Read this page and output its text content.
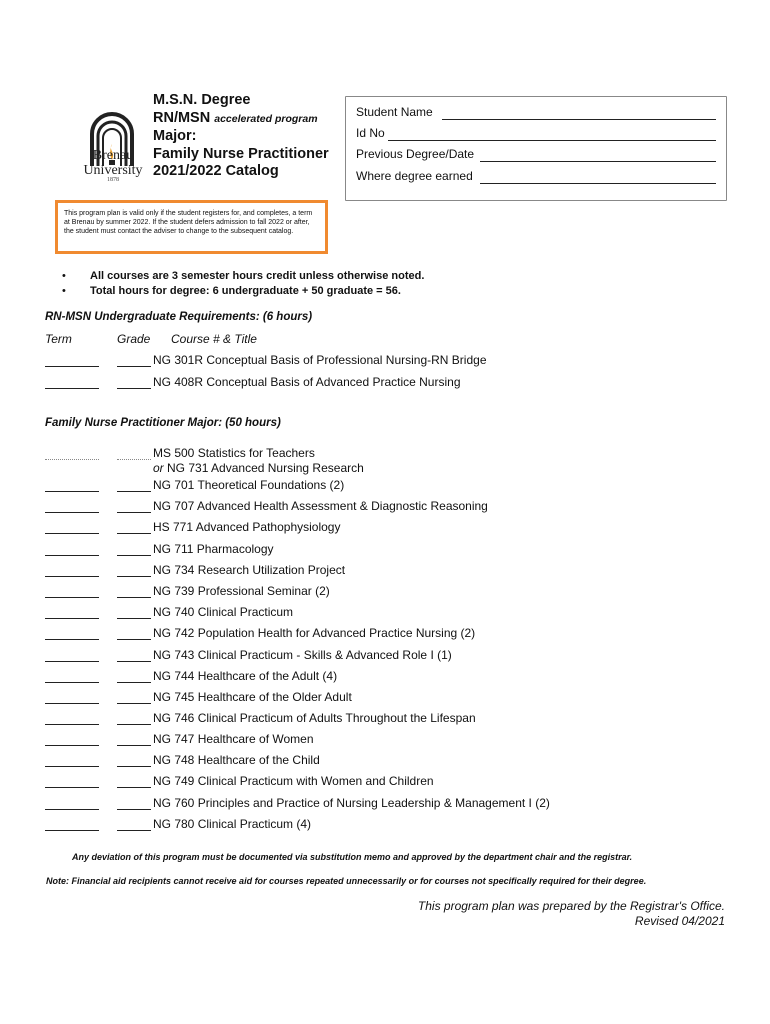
Brenau
University
1878
M.S.N. Degree
RN/MSN accelerated program
Major:
Family Nurse Practitioner
2021/2022 Catalog
Student Name
Id No
Previous Degree/Date
Where degree earned
This program plan is valid only if the student registers for, and completes, a term at Brenau by summer 2022. If the student defers admission to fall 2022 or after, the student must contact the adviser to change to the subsequent catalog.
• All courses are 3 semester hours credit unless otherwise noted.
• Total hours for degree: 6 undergraduate + 50 graduate = 56.
RN-MSN Undergraduate Requirements: (6 hours)
Term	Grade Course # & Title
NG 301R Conceptual Basis of Professional Nursing-RN Bridge
NG 408R Conceptual Basis of Advanced Practice Nursing
Family Nurse Practitioner Major: (50 hours)
MS 500 Statistics for Teachers
or NG 731 Advanced Nursing Research
NG 701 Theoretical Foundations (2)
NG 707 Advanced Health Assessment & Diagnostic Reasoning
HS 771 Advanced Pathophysiology
NG 711 Pharmacology
NG 734 Research Utilization Project
NG 739 Professional Seminar (2)
NG 740 Clinical Practicum
NG 742 Population Health for Advanced Practice Nursing (2)
NG 743 Clinical Practicum - Skills & Advanced Role I (1)
NG 744 Healthcare of the Adult (4)
NG 745 Healthcare of the Older Adult
NG 746 Clinical Practicum of Adults Throughout the Lifespan
NG 747 Healthcare of Women
NG 748 Healthcare of the Child
NG 749 Clinical Practicum with Women and Children
NG 760 Principles and Practice of Nursing Leadership & Management I (2)
NG 780 Clinical Practicum (4)
Any deviation of this program must be documented via substitution memo and approved by the department chair and the registrar.
Note: Financial aid recipients cannot receive aid for courses repeated unnecessarily or for courses not specifically required for their degree.
This program plan was prepared by the Registrar's Office.
Revised 04/2021
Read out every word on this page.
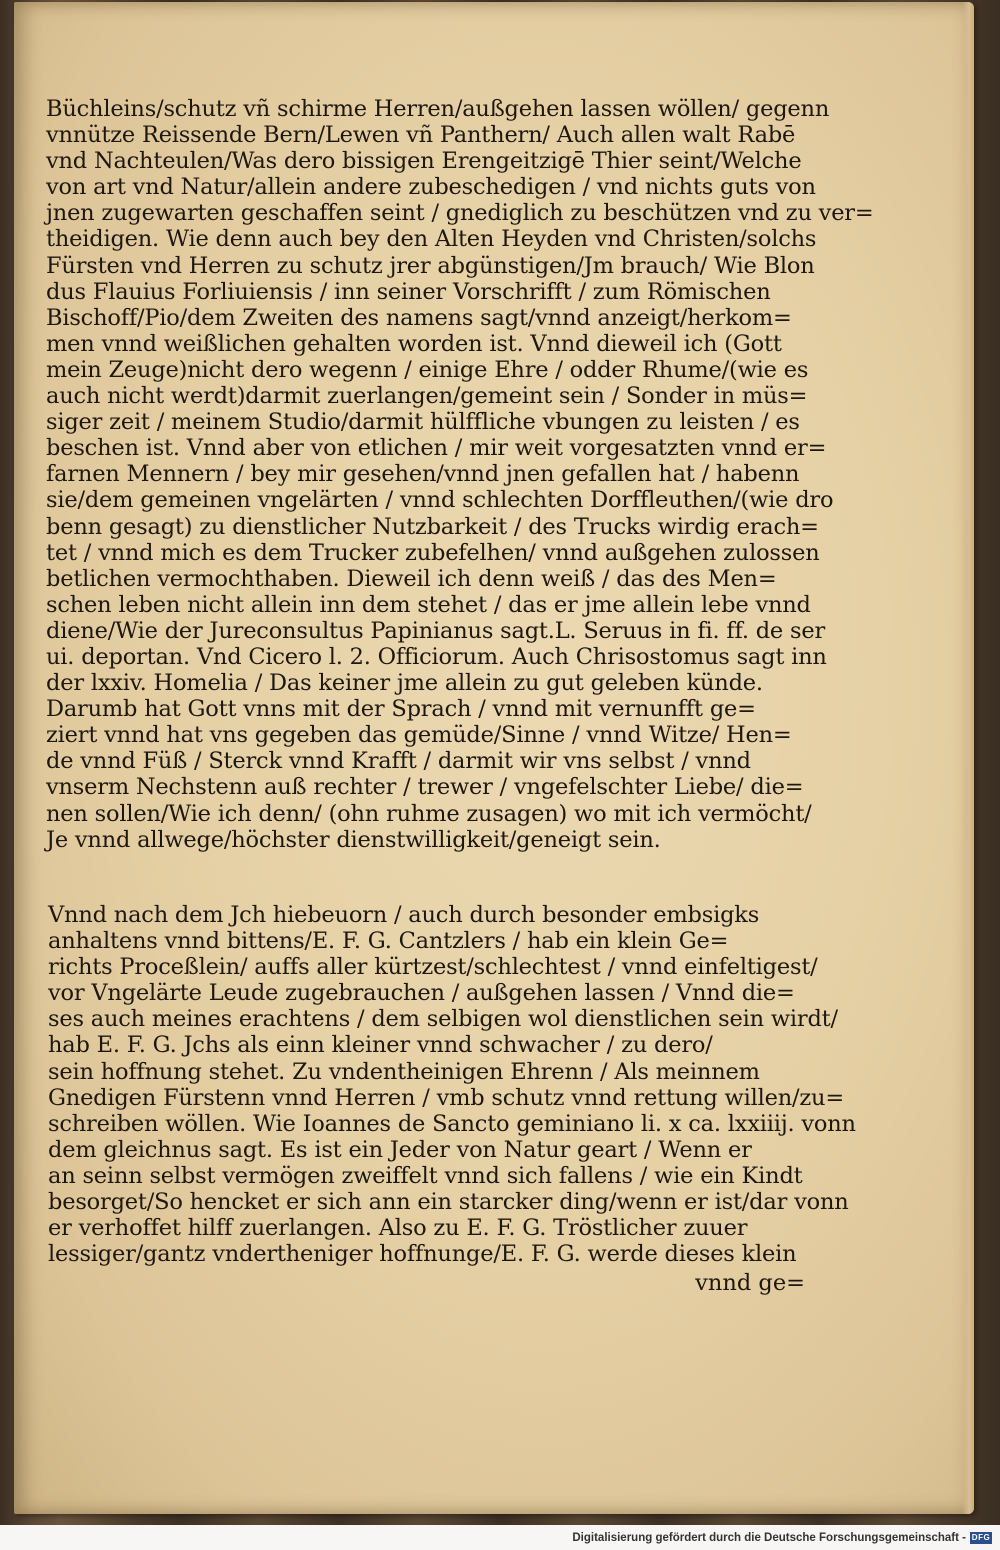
Büchleins/schutz vñ schirme Herren/außgehen lassen wöllen/ gegenn
vnnütze Reissende Bern/Lewen vñ Panthern/ Auch allen walt Rabē
vnd Nachteulen/Was dero bissigen Erengeitzigē Thier seint/Welche
von art vnd Natur/allein andere zubeschedigen / vnd nichts guts von
jnen zugewarten geschaffen seint / gnediglich zu beschützen vnd zu ver=
theidigen. Wie denn auch bey den Alten Heyden vnd Christen/solchs
Fürsten vnd Herren zu schutz jrer abgünstigen/Jm brauch/ Wie Blon
dus Flauius Forliuiensis / inn seiner Vorschrifft / zum Römischen
Bischoff/Pio/dem Zweiten des namens sagt/vnnd anzeigt/herkom=
men vnnd weißlichen gehalten worden ist. Vnnd dieweil ich (Gott
mein Zeuge)nicht dero wegenn / einige Ehre / odder Rhume/(wie es
auch nicht werdt)darmit zuerlangen/gemeint sein / Sonder in müs=
siger zeit / meinem Studio/darmit hülffliche vbungen zu leisten / es
beschen ist. Vnnd aber von etlichen / mir weit vorgesatzten vnnd er=
farnen Mennern / bey mir gesehen/vnnd jnen gefallen hat / habenn
sie/dem gemeinen vngelärten / vnnd schlechten Dorffleuthen/(wie dro
benn gesagt) zu dienstlicher Nutzbarkeit / des Trucks wirdig erach=
tet / vnnd mich es dem Trucker zubefelhen/ vnnd außgehen zulossen
betlichen vermochthaben. Dieweil ich denn weiß / das des Men=
schen leben nicht allein inn dem stehet / das er jme allein lebe vnnd
diene/Wie der Jureconsultus Papinianus sagt.L. Seruus in fi. ff. de ser
ui. deportan. Vnd Cicero l. 2. Officiorum. Auch Chrisostomus sagt inn
der lxxiv. Homelia / Das keiner jme allein zu gut geleben künde.
Darumb hat Gott vnns mit der Sprach / vnnd mit vernunfft ge=
ziert vnnd hat vns gegeben das gemüde/Sinne / vnnd Witze/ Hen=
de vnnd Füß / Sterck vnnd Krafft / darmit wir vns selbst / vnnd
vnserm Nechstenn auß rechter / trewer / vngefelschter Liebe/ die=
nen sollen/Wie ich denn/ (ohn ruhme zusagen) wo mit ich vermöcht/
Je vnnd allwege/höchster dienstwilligkeit/geneigt sein.
Vnnd nach dem Jch hiebeuorn / auch durch besonder embsigks
anhaltens vnnd bittens/E. F. G. Cantzlers / hab ein klein Ge=
richts Proceßlein/ auffs aller kürtzest/schlechtest / vnnd einfeltigest/
vor Vngelärte Leude zugebrauchen / außgehen lassen / Vnnd die=
ses auch meines erachtens / dem selbigen wol dienstlichen sein wirdt/
hab E. F. G. Jchs als einn kleiner vnnd schwacher / zu dero/
sein hoffnung stehet. Zu vndentheinigen Ehrenn / Als meinnem
Gnedigen Fürstenn vnnd Herren / vmb schutz vnnd rettung willen/zu=
schreiben wöllen. Wie Ioannes de Sancto geminiano li. x ca. lxxiiij. vonn
dem gleichnus sagt. Es ist ein Jeder von Natur geart / Wenn er
an seinn selbst vermögen zweiffelt vnnd sich fallens / wie ein Kindt
besorget/So hencket er sich ann ein starcker ding/wenn er ist/dar vonn
er verhoffet hilff zuerlangen. Also zu E. F. G. Tröstlicher zuuer
lessiger/gantz vndertheniger hoffnunge/E. F. G. werde dieses klein
vnnd ge=
Digitalisierung gefördert durch die Deutsche Forschungsgemeinschaft - DFG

_DIRECTION:_ Look through the material and say how many lines hold "Research". Give the number only.

_WORKED ANSWER:_ 2